» Exercise directions
Select every line holding the word "Total" and copy it.

» Extracted material
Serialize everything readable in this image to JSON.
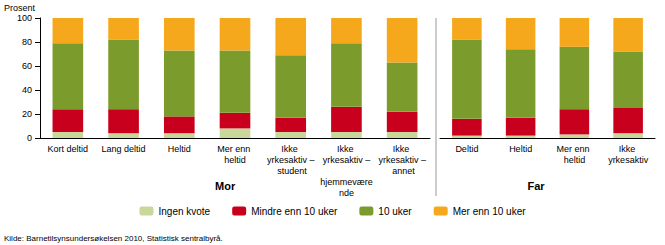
{
  "chart_data": [
    {
      "type": "bar",
      "group": "Mor",
      "y_label": "Prosent",
      "stacked": true,
      "grid": false,
      "categories": [
        "Kort deltid",
        "Lang deltid",
        "Heltid",
        "Mer enn heltid",
        "Ikke yrkesaktiv – student",
        "Ikke yrkesaktiv – hjemmeværende",
        "Ikke yrkesaktiv – annet"
      ],
      "ylim": [
        0,
        100
      ],
      "yticks": [
        0,
        20,
        40,
        60,
        80,
        100
      ],
      "series": [
        {
          "name": "Ingen kvote",
          "color": "#c9d79b",
          "values": [
            5,
            4,
            4,
            8,
            5,
            5,
            5
          ]
        },
        {
          "name": "Mindre enn 10 uker",
          "color": "#c8001e",
          "values": [
            19,
            20,
            14,
            13,
            12,
            21,
            17
          ]
        },
        {
          "name": "10 uker",
          "color": "#7b9c2c",
          "values": [
            55,
            58,
            55,
            52,
            52,
            53,
            41
          ]
        },
        {
          "name": "Mer enn 10 uker",
          "color": "#f6a81c",
          "values": [
            21,
            18,
            27,
            27,
            31,
            21,
            37
          ]
        }
      ]
    },
    {
      "type": "bar",
      "group": "Far",
      "stacked": true,
      "grid": false,
      "tick_labels": "x",
      "categories": [
        "Deltid",
        "Heltid",
        "Mer enn heltid",
        "Ikke yrkesaktiv"
      ],
      "ylim": [
        0,
        100
      ],
      "yticks": [
        0,
        20,
        40,
        60,
        80,
        100
      ],
      "series": [
        {
          "name": "Ingen kvote",
          "color": "#c9d79b",
          "values": [
            2,
            2,
            3,
            4
          ]
        },
        {
          "name": "Mindre enn 10 uker",
          "color": "#c8001e",
          "values": [
            14,
            15,
            21,
            21
          ]
        },
        {
          "name": "10 uker",
          "color": "#7b9c2c",
          "values": [
            66,
            57,
            52,
            47
          ]
        },
        {
          "name": "Mer enn 10 uker",
          "color": "#f6a81c",
          "values": [
            18,
            26,
            24,
            28
          ]
        }
      ]
    }
  ],
  "source": "Kilde: Barnetilsynsundersøkelsen 2010, Statistisk sentralbyrå."
}
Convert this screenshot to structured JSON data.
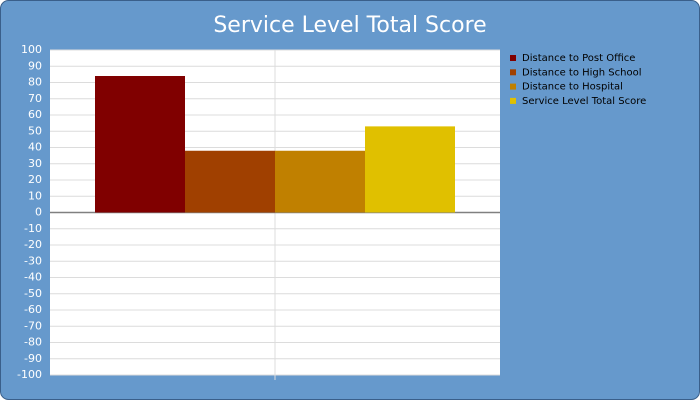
{
  "chart_data": {
    "type": "bar",
    "title": "Service Level Total Score",
    "categories": [
      null
    ],
    "series": [
      {
        "name": "Distance to Post Office",
        "color": "#800000",
        "values": [
          84
        ]
      },
      {
        "name": "Distance to High School",
        "color": "#a04000",
        "values": [
          38
        ]
      },
      {
        "name": "Distance to Hospital",
        "color": "#c08000",
        "values": [
          38
        ]
      },
      {
        "name": "Service Level Total Score",
        "color": "#e0c000",
        "values": [
          53
        ]
      }
    ],
    "ylim": [
      -100,
      100
    ],
    "yticks": [
      -100,
      -90,
      -80,
      -70,
      -60,
      -50,
      -40,
      -30,
      -20,
      -10,
      0,
      10,
      20,
      30,
      40,
      50,
      60,
      70,
      80,
      90,
      100
    ],
    "grid": true,
    "legend": "right"
  }
}
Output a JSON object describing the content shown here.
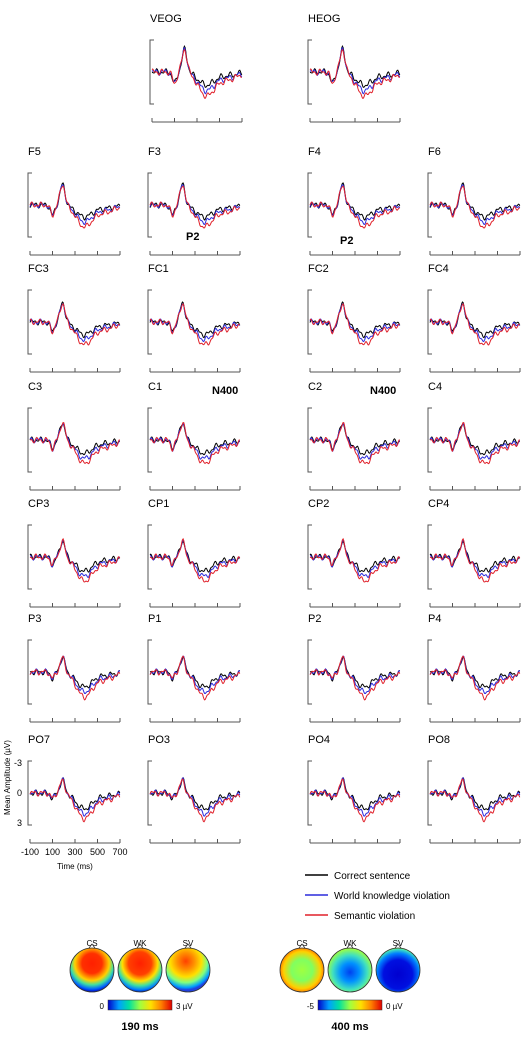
{
  "chart_data": {
    "type": "line",
    "x_label": "Time (ms)",
    "y_label": "Mean Amplitude (µV)",
    "x_ticks": [
      -100,
      100,
      300,
      500,
      700
    ],
    "y_ticks": [
      -3,
      0,
      3
    ],
    "y_negative_up": true,
    "series": [
      {
        "name": "Correct sentence",
        "color": "#000000"
      },
      {
        "name": "World knowledge violation",
        "color": "#2b2bdc"
      },
      {
        "name": "Semantic violation",
        "color": "#e0202a"
      }
    ],
    "channels": [
      "VEOG",
      "HEOG",
      "F5",
      "F3",
      "F4",
      "F6",
      "FC3",
      "FC1",
      "FC2",
      "FC4",
      "C3",
      "C1",
      "C2",
      "C4",
      "CP3",
      "CP1",
      "CP2",
      "CP4",
      "P3",
      "P1",
      "P2",
      "P4",
      "PO7",
      "PO3",
      "PO4",
      "PO8"
    ],
    "component_labels": [
      {
        "text": "P2",
        "channel": "F3"
      },
      {
        "text": "P2",
        "channel": "F4"
      },
      {
        "text": "N400",
        "channel": "C1"
      },
      {
        "text": "N400",
        "channel": "C2"
      }
    ],
    "topomaps": [
      {
        "conditions": [
          "CS",
          "WK",
          "SV"
        ],
        "time_label": "190 ms",
        "scale": [
          "0",
          "3 µV"
        ],
        "colorbar": [
          "#0000c8",
          "#00a0ff",
          "#00e0a0",
          "#a0ff40",
          "#ffe000",
          "#ff8000",
          "#e00000"
        ]
      },
      {
        "conditions": [
          "CS",
          "WK",
          "SV"
        ],
        "time_label": "400 ms",
        "scale": [
          "-5",
          "0 µV"
        ],
        "colorbar": [
          "#0000c8",
          "#00a0ff",
          "#00e0a0",
          "#a0ff40",
          "#ffe000",
          "#ff8000",
          "#e00000"
        ]
      }
    ]
  }
}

» Solution to this exercise
    "title": "Service Level Total Score",
        "name": "Service Level Total Score",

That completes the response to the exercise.